→ **Exercise instructions**: Copy every one of the records below word for word, and leave the pictures out of your copy.

→ **Source material**:
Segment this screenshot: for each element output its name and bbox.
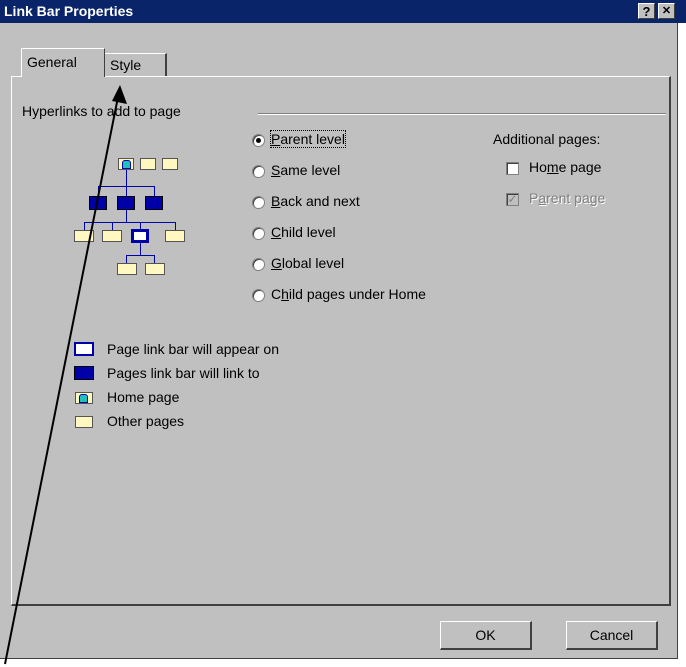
annotation-arrow — [4, 85, 127, 665]
tab-general[interactable]: General — [21, 48, 105, 77]
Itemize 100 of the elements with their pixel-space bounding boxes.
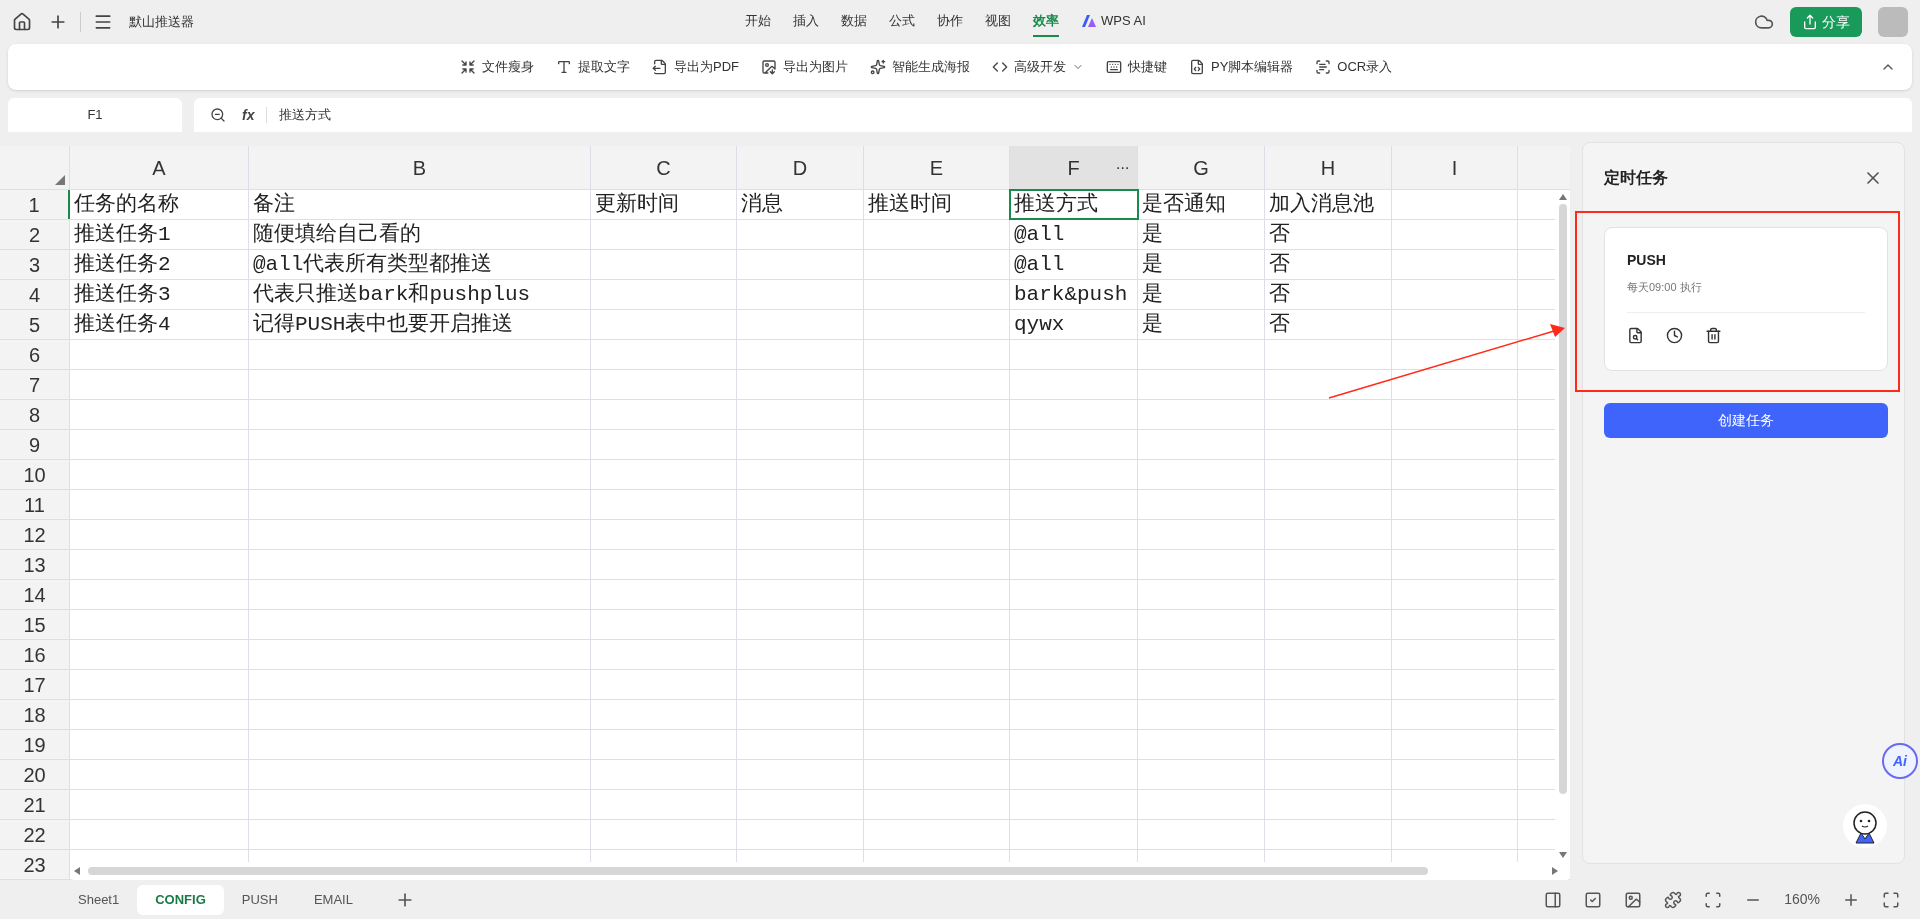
- table-cell[interactable]: 是否通知: [1142, 190, 1226, 220]
- row-number[interactable]: 19: [0, 730, 70, 759]
- menu-tab[interactable]: 公式: [889, 7, 915, 37]
- table-cell[interactable]: 推送方式: [1014, 190, 1098, 220]
- home-icon[interactable]: [12, 12, 32, 32]
- table-cell[interactable]: 否: [1269, 310, 1290, 340]
- menu-tab[interactable]: 协作: [937, 7, 963, 37]
- view-log-icon[interactable]: [1627, 326, 1644, 344]
- row-number[interactable]: 17: [0, 670, 70, 699]
- table-cell[interactable]: 是: [1142, 250, 1163, 280]
- column-header[interactable]: D: [737, 146, 864, 189]
- toolbar-button[interactable]: 文件瘦身: [460, 57, 534, 77]
- row-number[interactable]: 12: [0, 520, 70, 549]
- toolbar-button[interactable]: 快捷键: [1106, 57, 1167, 77]
- row-number[interactable]: 23: [0, 850, 70, 879]
- more-icon[interactable]: ···: [1115, 155, 1129, 180]
- task-card[interactable]: PUSH 每天09:00 执行: [1604, 227, 1888, 371]
- puzzle-icon[interactable]: [1664, 890, 1683, 909]
- sheet-tab[interactable]: CONFIG: [137, 884, 224, 915]
- formula-bar[interactable]: fx 推送方式: [194, 98, 1912, 132]
- row-number[interactable]: 21: [0, 790, 70, 819]
- toolbar-button[interactable]: 智能生成海报: [870, 57, 970, 77]
- scroll-left-icon[interactable]: [74, 867, 80, 875]
- table-cell[interactable]: 备注: [253, 190, 295, 220]
- sheet-tab[interactable]: Sheet1: [60, 884, 138, 915]
- scroll-down-icon[interactable]: [1558, 852, 1567, 858]
- row-number[interactable]: 2: [0, 220, 70, 249]
- share-button[interactable]: 分享: [1790, 7, 1862, 37]
- cloud-sync-icon[interactable]: [1754, 12, 1774, 32]
- fullscreen-icon[interactable]: [1882, 890, 1900, 909]
- row-number[interactable]: 6: [0, 340, 70, 369]
- row-number[interactable]: 10: [0, 460, 70, 489]
- row-number[interactable]: 4: [0, 280, 70, 309]
- table-cell[interactable]: 更新时间: [595, 190, 679, 220]
- row-number[interactable]: 7: [0, 370, 70, 399]
- menu-tab[interactable]: WPS AI: [1081, 7, 1146, 37]
- panel-icon[interactable]: [1544, 890, 1563, 909]
- menu-tab[interactable]: 插入: [793, 7, 819, 37]
- table-cell[interactable]: 推送任务3: [74, 280, 171, 310]
- table-cell[interactable]: 消息: [741, 190, 783, 220]
- row-number[interactable]: 22: [0, 820, 70, 849]
- table-cell[interactable]: 推送任务2: [74, 250, 171, 280]
- mascot-icon[interactable]: [1842, 803, 1888, 849]
- table-cell[interactable]: 加入消息池: [1269, 190, 1374, 220]
- table-cell[interactable]: 否: [1269, 220, 1290, 250]
- menu-tab[interactable]: 数据: [841, 7, 867, 37]
- horizontal-scrollbar[interactable]: [70, 862, 1570, 880]
- table-cell[interactable]: 代表只推送bark和pushplus: [253, 280, 531, 310]
- table-cell[interactable]: @all: [1014, 250, 1065, 280]
- toolbar-button[interactable]: 导出为图片: [761, 57, 848, 77]
- row-number[interactable]: 15: [0, 610, 70, 639]
- table-cell[interactable]: 否: [1269, 280, 1290, 310]
- table-cell[interactable]: 否: [1269, 250, 1290, 280]
- column-header[interactable]: B: [249, 146, 591, 189]
- column-header[interactable]: F ···: [1010, 146, 1138, 189]
- toolbar-button[interactable]: 高级开发: [992, 57, 1084, 77]
- row-number[interactable]: 20: [0, 760, 70, 789]
- toolbar-button[interactable]: 提取文字: [556, 57, 630, 77]
- sheet-tab[interactable]: EMAIL: [295, 884, 371, 915]
- focus-icon[interactable]: [1704, 890, 1723, 909]
- clock-icon[interactable]: [1666, 326, 1683, 344]
- column-header[interactable]: I: [1392, 146, 1518, 189]
- name-box[interactable]: F1: [8, 98, 182, 132]
- toolbar-button[interactable]: PY脚本编辑器: [1189, 57, 1294, 77]
- row-number[interactable]: 18: [0, 700, 70, 729]
- sheet-tab[interactable]: PUSH: [223, 884, 296, 915]
- menu-tab[interactable]: 开始: [745, 7, 771, 37]
- row-number[interactable]: 3: [0, 250, 70, 279]
- create-task-button[interactable]: 创建任务: [1604, 403, 1888, 438]
- table-cell[interactable]: @all代表所有类型都推送: [253, 250, 493, 280]
- row-number[interactable]: 1: [0, 190, 70, 219]
- row-number[interactable]: 11: [0, 490, 70, 519]
- ai-assistant-button[interactable]: Ai: [1882, 743, 1918, 779]
- column-header[interactable]: C: [591, 146, 737, 189]
- row-number[interactable]: 13: [0, 550, 70, 579]
- table-cell[interactable]: 推送任务1: [74, 220, 171, 250]
- row-number[interactable]: 16: [0, 640, 70, 669]
- table-cell[interactable]: @all: [1014, 220, 1065, 250]
- column-header[interactable]: G: [1138, 146, 1265, 189]
- menu-tab[interactable]: 效率: [1033, 7, 1059, 37]
- table-cell[interactable]: 是: [1142, 280, 1163, 310]
- zoom-out-icon[interactable]: [210, 107, 226, 123]
- column-header[interactable]: A: [70, 146, 249, 189]
- table-cell[interactable]: 是: [1142, 310, 1163, 340]
- toolbar-button[interactable]: OCR录入: [1315, 57, 1393, 77]
- delete-icon[interactable]: [1705, 326, 1722, 344]
- table-cell[interactable]: 是: [1142, 220, 1163, 250]
- select-all-icon[interactable]: [55, 175, 65, 185]
- table-cell[interactable]: qywx: [1014, 310, 1065, 340]
- table-cell[interactable]: 随便填给自己看的: [253, 220, 421, 250]
- row-number[interactable]: 14: [0, 580, 70, 609]
- row-number[interactable]: 5: [0, 310, 70, 339]
- scroll-up-icon[interactable]: [1558, 194, 1567, 200]
- review-icon[interactable]: [1584, 890, 1603, 909]
- row-number[interactable]: 8: [0, 400, 70, 429]
- table-cell[interactable]: 任务的名称: [74, 190, 179, 220]
- row-number[interactable]: 9: [0, 430, 70, 459]
- scroll-right-icon[interactable]: [1552, 867, 1558, 875]
- image-icon[interactable]: [1624, 890, 1643, 909]
- table-cell[interactable]: 推送时间: [868, 190, 952, 220]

→ **Written solution**:
Segment this screenshot: for each element output its name and bbox.
annotation-arrow — [4, 85, 127, 665]
tab-general[interactable]: General — [21, 48, 105, 77]
Itemize 100 of the elements with their pixel-space bounding boxes.
- table-cell[interactable]: 是否通知: [1142, 190, 1226, 220]
- row-number[interactable]: 19: [0, 730, 70, 759]
- menu-tab[interactable]: 公式: [889, 7, 915, 37]
- table-cell[interactable]: 推送方式: [1014, 190, 1098, 220]
- home-icon[interactable]: [12, 12, 32, 32]
- table-cell[interactable]: 否: [1269, 310, 1290, 340]
- menu-tab[interactable]: 协作: [937, 7, 963, 37]
- view-log-icon[interactable]: [1627, 326, 1644, 344]
- row-number[interactable]: 17: [0, 670, 70, 699]
- table-cell[interactable]: 是: [1142, 250, 1163, 280]
- column-header[interactable]: D: [737, 146, 864, 189]
- toolbar-button[interactable]: 文件瘦身: [460, 57, 534, 77]
- row-number[interactable]: 12: [0, 520, 70, 549]
- toolbar-button[interactable]: 快捷键: [1106, 57, 1167, 77]
- row-number[interactable]: 23: [0, 850, 70, 879]
- more-icon[interactable]: ···: [1115, 155, 1129, 180]
- task-card[interactable]: PUSH 每天09:00 执行: [1604, 227, 1888, 371]
- puzzle-icon[interactable]: [1664, 890, 1683, 909]
- sheet-tab[interactable]: CONFIG: [137, 884, 224, 915]
- formula-bar[interactable]: fx 推送方式: [194, 98, 1912, 132]
- row-number[interactable]: 21: [0, 790, 70, 819]
- toolbar-button[interactable]: 智能生成海报: [870, 57, 970, 77]
- scroll-left-icon[interactable]: [74, 867, 80, 875]
- table-cell[interactable]: 备注: [253, 190, 295, 220]
- sheet-tab[interactable]: Sheet1: [60, 884, 138, 915]
- scroll-down-icon[interactable]: [1558, 852, 1567, 858]
- row-number[interactable]: 2: [0, 220, 70, 249]
- share-button[interactable]: 分享: [1790, 7, 1862, 37]
- cloud-sync-icon[interactable]: [1754, 12, 1774, 32]
- fullscreen-icon[interactable]: [1882, 890, 1900, 909]
- row-number[interactable]: 6: [0, 340, 70, 369]
- row-number[interactable]: 10: [0, 460, 70, 489]
- row-number[interactable]: 4: [0, 280, 70, 309]
- table-cell[interactable]: 更新时间: [595, 190, 679, 220]
- row-number[interactable]: 7: [0, 370, 70, 399]
- menu-tab[interactable]: WPS AI: [1081, 7, 1146, 37]
- panel-icon[interactable]: [1544, 890, 1563, 909]
- menu-tab[interactable]: 插入: [793, 7, 819, 37]
- table-cell[interactable]: 推送任务3: [74, 280, 171, 310]
- table-cell[interactable]: 消息: [741, 190, 783, 220]
- row-number[interactable]: 22: [0, 820, 70, 849]
- table-cell[interactable]: 推送任务2: [74, 250, 171, 280]
- mascot-icon[interactable]: [1842, 803, 1888, 849]
- table-cell[interactable]: 加入消息池: [1269, 190, 1374, 220]
- table-cell[interactable]: 否: [1269, 220, 1290, 250]
- menu-tab[interactable]: 数据: [841, 7, 867, 37]
- horizontal-scrollbar[interactable]: [70, 862, 1570, 880]
- table-cell[interactable]: 代表只推送bark和pushplus: [253, 280, 531, 310]
- table-cell[interactable]: @all: [1014, 250, 1065, 280]
- toolbar-button[interactable]: 导出为图片: [761, 57, 848, 77]
- row-number[interactable]: 15: [0, 610, 70, 639]
- table-cell[interactable]: 否: [1269, 280, 1290, 310]
- table-cell[interactable]: 否: [1269, 250, 1290, 280]
- column-header[interactable]: B: [249, 146, 591, 189]
- column-header[interactable]: F ···: [1010, 146, 1138, 189]
- toolbar-button[interactable]: 高级开发: [992, 57, 1084, 77]
- row-number[interactable]: 20: [0, 760, 70, 789]
- toolbar-button[interactable]: 提取文字: [556, 57, 630, 77]
- sheet-tab[interactable]: EMAIL: [295, 884, 371, 915]
- focus-icon[interactable]: [1704, 890, 1723, 909]
- clock-icon[interactable]: [1666, 326, 1683, 344]
- column-header[interactable]: I: [1392, 146, 1518, 189]
- name-box[interactable]: F1: [8, 98, 182, 132]
- toolbar-button[interactable]: PY脚本编辑器: [1189, 57, 1294, 77]
- row-number[interactable]: 18: [0, 700, 70, 729]
- sheet-tab[interactable]: PUSH: [223, 884, 296, 915]
- menu-tab[interactable]: 开始: [745, 7, 771, 37]
- row-number[interactable]: 3: [0, 250, 70, 279]
- create-task-button[interactable]: 创建任务: [1604, 403, 1888, 438]
- table-cell[interactable]: @all代表所有类型都推送: [253, 250, 493, 280]
- row-number[interactable]: 1: [0, 190, 70, 219]
- row-number[interactable]: 11: [0, 490, 70, 519]
- ai-assistant-button[interactable]: Ai: [1882, 743, 1918, 779]
- column-header[interactable]: C: [591, 146, 737, 189]
- row-number[interactable]: 13: [0, 550, 70, 579]
- table-cell[interactable]: 推送任务1: [74, 220, 171, 250]
- row-number[interactable]: 16: [0, 640, 70, 669]
- table-cell[interactable]: @all: [1014, 220, 1065, 250]
- column-header[interactable]: G: [1138, 146, 1265, 189]
- menu-tab[interactable]: 效率: [1033, 7, 1059, 37]
- table-cell[interactable]: 是: [1142, 280, 1163, 310]
- zoom-out-icon[interactable]: [210, 107, 226, 123]
- column-header[interactable]: A: [70, 146, 249, 189]
- table-cell[interactable]: 是: [1142, 310, 1163, 340]
- toolbar-button[interactable]: OCR录入: [1315, 57, 1393, 77]
- delete-icon[interactable]: [1705, 326, 1722, 344]
- table-cell[interactable]: 是: [1142, 220, 1163, 250]
- select-all-icon[interactable]: [55, 175, 65, 185]
- table-cell[interactable]: qywx: [1014, 310, 1065, 340]
- table-cell[interactable]: 随便填给自己看的: [253, 220, 421, 250]
- row-number[interactable]: 14: [0, 580, 70, 609]
- row-number[interactable]: 5: [0, 310, 70, 339]
- scroll-up-icon[interactable]: [1558, 194, 1567, 200]
- review-icon[interactable]: [1584, 890, 1603, 909]
- row-number[interactable]: 8: [0, 400, 70, 429]
- table-cell[interactable]: 任务的名称: [74, 190, 179, 220]
- row-number[interactable]: 9: [0, 430, 70, 459]
- scroll-right-icon[interactable]: [1552, 867, 1558, 875]
- image-icon[interactable]: [1624, 890, 1643, 909]
- table-cell[interactable]: 推送时间: [868, 190, 952, 220]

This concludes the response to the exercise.